*WHAT YOU HAVE TO DO*. Scan each line of the records for the word "during" and extract the ones that have it.

*RECORDS FOR THE EXERCISE*.

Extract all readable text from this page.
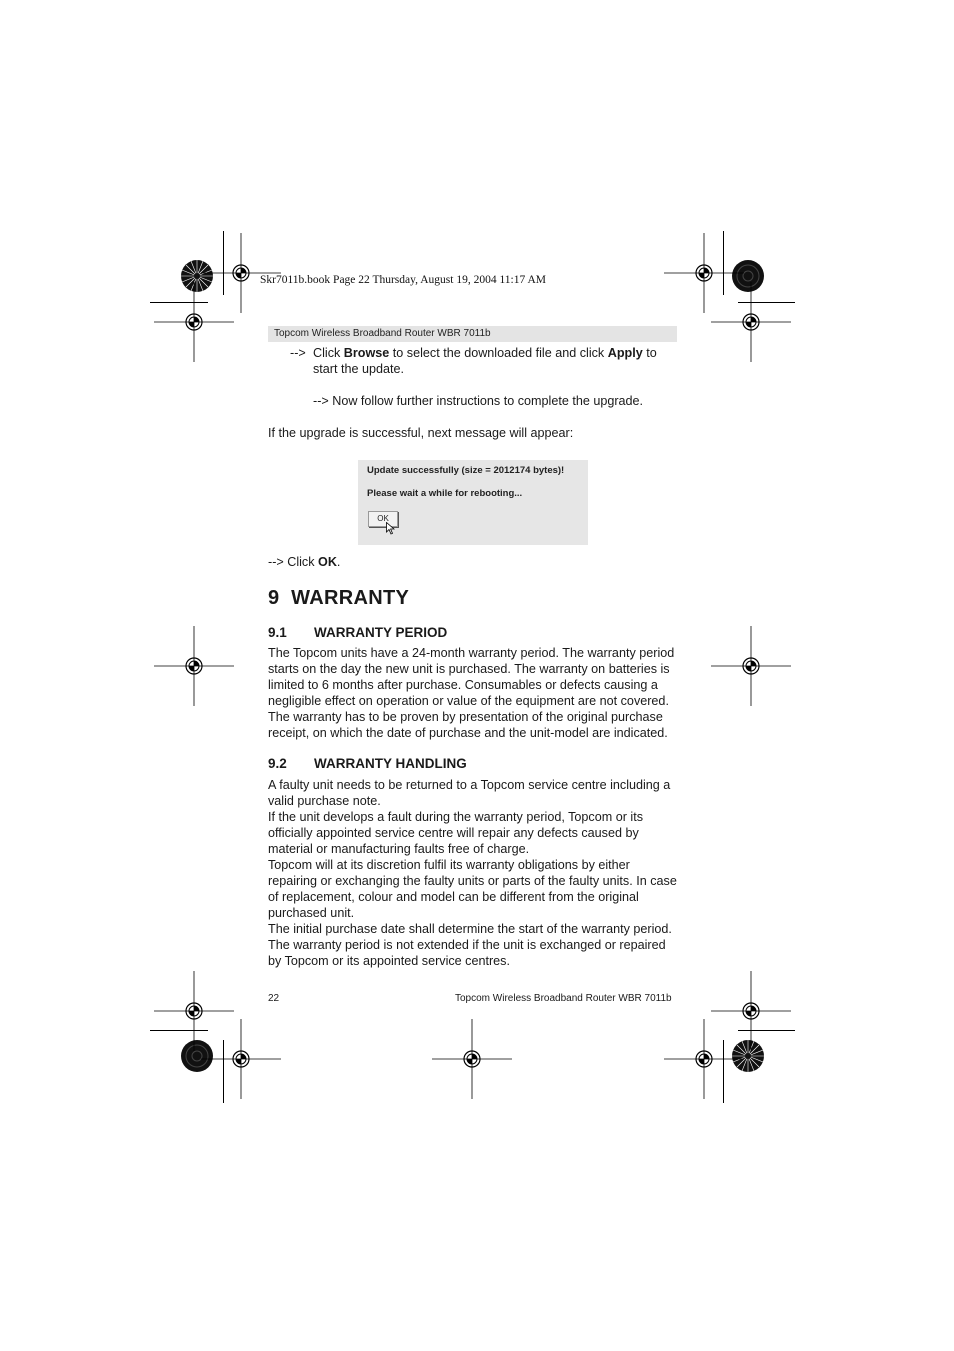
Skr7011b.book Page 22 Thursday, August 19, 2004 11:17 AM
Topcom Wireless Broadband Router WBR 7011b
--> Click Browse to select the downloaded file and click Apply to start the update.
--> Now follow further instructions to complete the upgrade.
If the upgrade is successful, next message will appear:
Update successfully (size = 2012174 bytes)!
Please wait a while for rebooting...
OK
--> Click OK.
9 WARRANTY
9.1 WARRANTY PERIOD
The Topcom units have a 24-month warranty period. The warranty period starts on the day the new unit is purchased. The warranty on batteries is limited to 6 months after purchase. Consumables or defects causing a negligible effect on operation or value of the equipment are not covered. The warranty has to be proven by presentation of the original purchase receipt, on which the date of purchase and the unit-model are indicated.
9.2 WARRANTY HANDLING

A faulty unit needs to be returned to a Topcom service centre including a valid purchase note.

If the unit develops a fault during the warranty period, Topcom or its officially appointed service centre will repair any defects caused by material or manufacturing faults free of charge.

Topcom will at its discretion fulfil its warranty obligations by either repairing or exchanging the faulty units or parts of the faulty units. In case of replacement, colour and model can be different from the original purchased unit.

The initial purchase date shall determine the start of the warranty period. The warranty period is not extended if the unit is exchanged or repaired by Topcom or its appointed service centres.

22	Topcom Wireless Broadband Router WBR 7011b
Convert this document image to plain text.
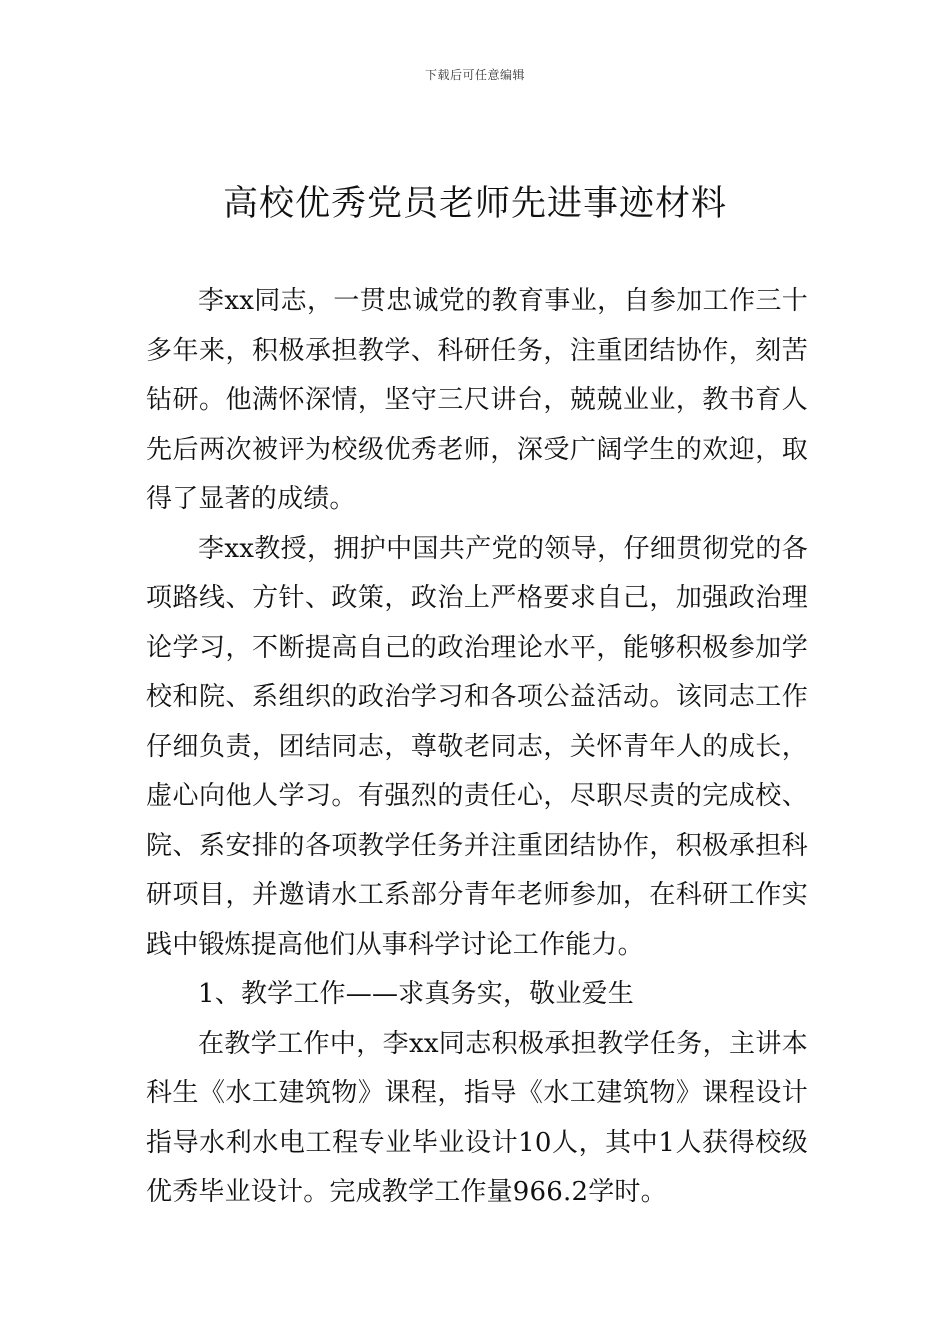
下载后可任意编辑
高校优秀党员老师先进事迹材料

李xx同志，一贯忠诚党的教育事业，自参加工作三十多年来，积极承担教学、科研任务，注重团结协作，刻苦钻研。他满怀深情，坚守三尺讲台，兢兢业业，教书育人先后两次被评为校级优秀老师，深受广阔学生的欢迎，取得了显著的成绩。

李xx教授，拥护中国共产党的领导，仔细贯彻党的各项路线、方针、政策，政治上严格要求自己，加强政治理论学习，不断提高自己的政治理论水平，能够积极参加学校和院、系组织的政治学习和各项公益活动。该同志工作仔细负责，团结同志，尊敬老同志，关怀青年人的成长，虚心向他人学习。有强烈的责任心，尽职尽责的完成校、院、系安排的各项教学任务并注重团结协作，积极承担科研项目，并邀请水工系部分青年老师参加，在科研工作实践中锻炼提高他们从事科学讨论工作能力。

1、教学工作——求真务实，敬业爱生

在教学工作中，李xx同志积极承担教学任务，主讲本科生《水工建筑物》课程，指导《水工建筑物》课程设计指导水利水电工程专业毕业设计10人，其中1人获得校级优秀毕业设计。完成教学工作量966.2学时。
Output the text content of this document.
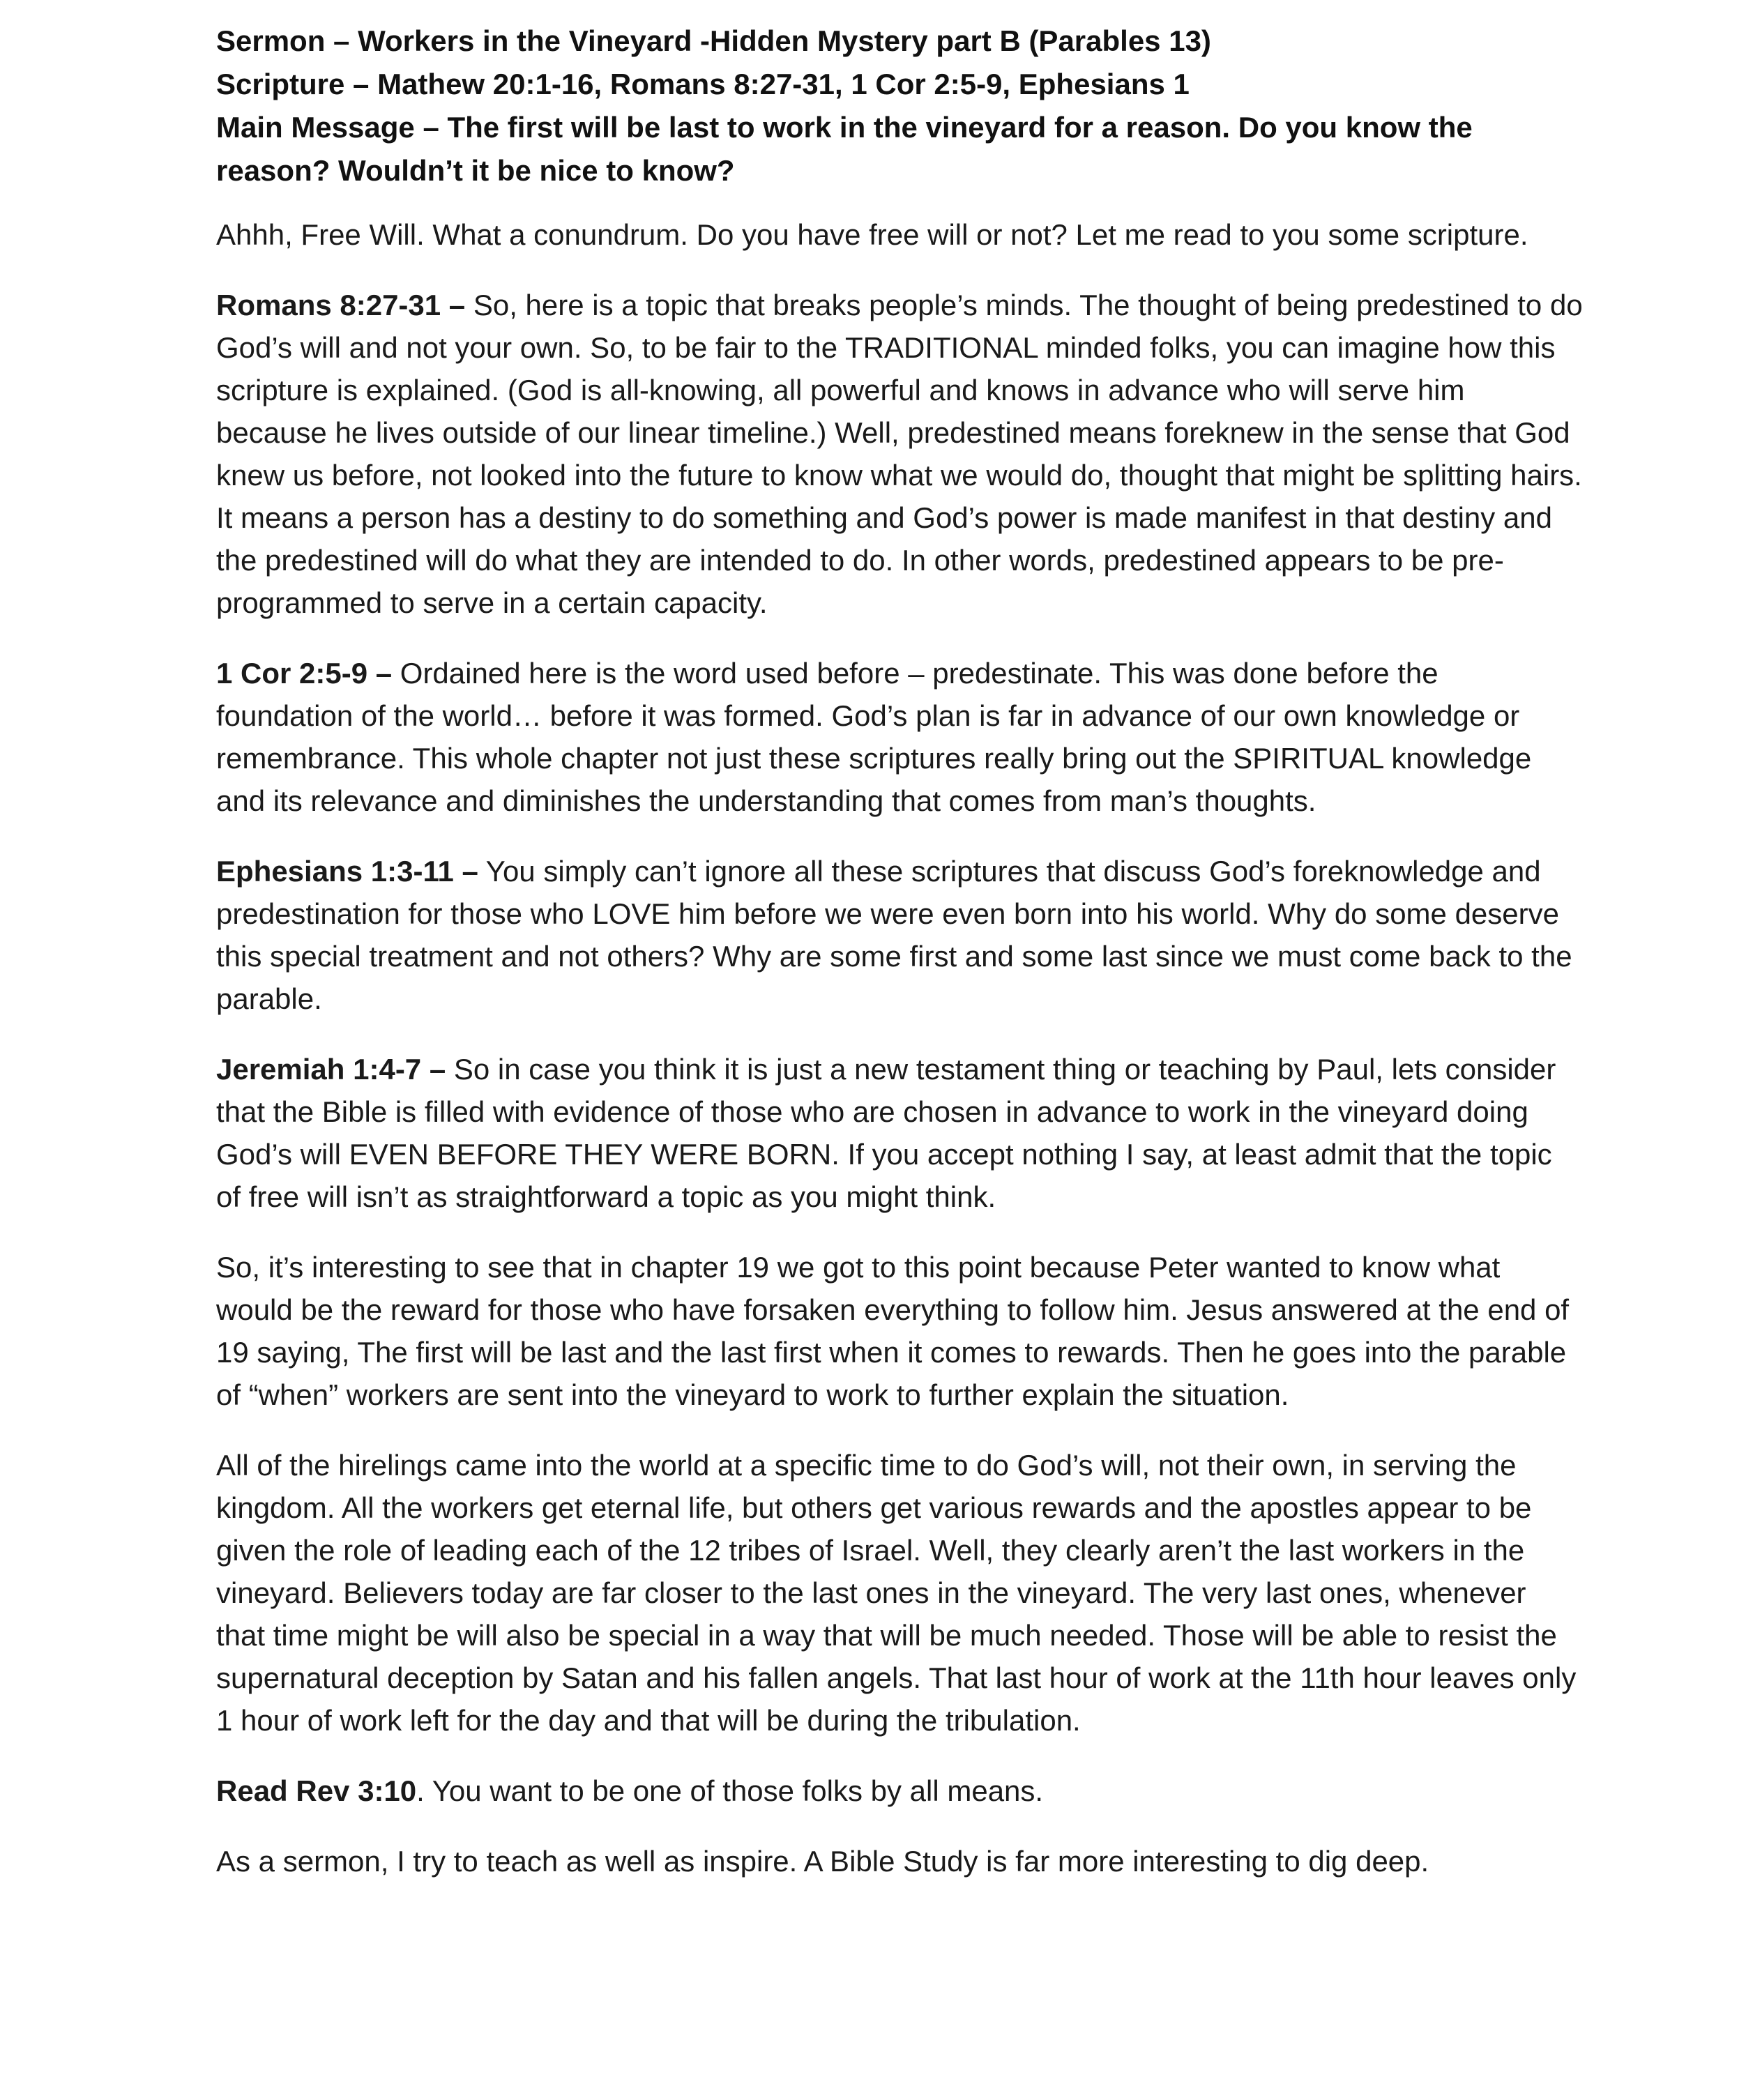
Sermon – Workers in the Vineyard -Hidden Mystery part B (Parables 13)

Scripture – Mathew 20:1-16, Romans 8:27-31, 1 Cor 2:5-9, Ephesians 1

Main Message – The first will be last to work in the vineyard for a reason. Do you know the reason? Wouldn’t it be nice to know?

Ahhh, Free Will. What a conundrum. Do you have free will or not? Let me read to you some scripture.

Romans 8:27-31 – So, here is a topic that breaks people’s minds. The thought of being predestined to do God’s will and not your own. So, to be fair to the TRADITIONAL minded folks, you can imagine how this scripture is explained. (God is all-knowing, all powerful and knows in advance who will serve him because he lives outside of our linear timeline.) Well, predestined means foreknew in the sense that God knew us before, not looked into the future to know what we would do, thought that might be splitting hairs. It means a person has a destiny to do something and God’s power is made manifest in that destiny and the predestined will do what they are intended to do. In other words, predestined appears to be pre-programmed to serve in a certain capacity.

1 Cor 2:5-9 – Ordained here is the word used before – predestinate. This was done before the foundation of the world… before it was formed. God’s plan is far in advance of our own knowledge or remembrance. This whole chapter not just these scriptures really bring out the SPIRITUAL knowledge and its relevance and diminishes the understanding that comes from man’s thoughts.

Ephesians 1:3-11 – You simply can’t ignore all these scriptures that discuss God’s foreknowledge and predestination for those who LOVE him before we were even born into his world. Why do some deserve this special treatment and not others? Why are some first and some last since we must come back to the parable.

Jeremiah 1:4-7 – So in case you think it is just a new testament thing or teaching by Paul, lets consider that the Bible is filled with evidence of those who are chosen in advance to work in the vineyard doing God’s will EVEN BEFORE THEY WERE BORN. If you accept nothing I say, at least admit that the topic of free will isn’t as straightforward a topic as you might think.

So, it’s interesting to see that in chapter 19 we got to this point because Peter wanted to know what would be the reward for those who have forsaken everything to follow him. Jesus answered at the end of 19 saying, The first will be last and the last first when it comes to rewards. Then he goes into the parable of “when” workers are sent into the vineyard to work to further explain the situation.

All of the hirelings came into the world at a specific time to do God’s will, not their own, in serving the kingdom. All the workers get eternal life, but others get various rewards and the apostles appear to be given the role of leading each of the 12 tribes of Israel. Well, they clearly aren’t the last workers in the vineyard. Believers today are far closer to the last ones in the vineyard. The very last ones, whenever that time might be will also be special in a way that will be much needed. Those will be able to resist the supernatural deception by Satan and his fallen angels. That last hour of work at the 11th hour leaves only 1 hour of work left for the day and that will be during the tribulation.

Read Rev 3:10. You want to be one of those folks by all means.

As a sermon, I try to teach as well as inspire. A Bible Study is far more interesting to dig deep.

*COMPLETED EXERCISE*.
If the unit develops a fault during the warranty period, Topcom or its officially appointed service centre will repair any defects caused by material or manufacturing faults free of charge.
All of the hirelings came into the world at a specific time to do God’s will, not their own, in serving the kingdom. All the workers get eternal life, but others get various rewards and the apostles appear to be given the role of leading each of the 12 tribes of Israel. Well, they clearly aren’t the last workers in the vineyard. Believers today are far closer to the last ones in the vineyard. The very last ones, whenever that time might be will also be special in a way that will be much needed. Those will be able to resist the supernatural deception by Satan and his fallen angels. That last hour of work at the 11th hour leaves only 1 hour of work left for the day and that will be during the tribulation.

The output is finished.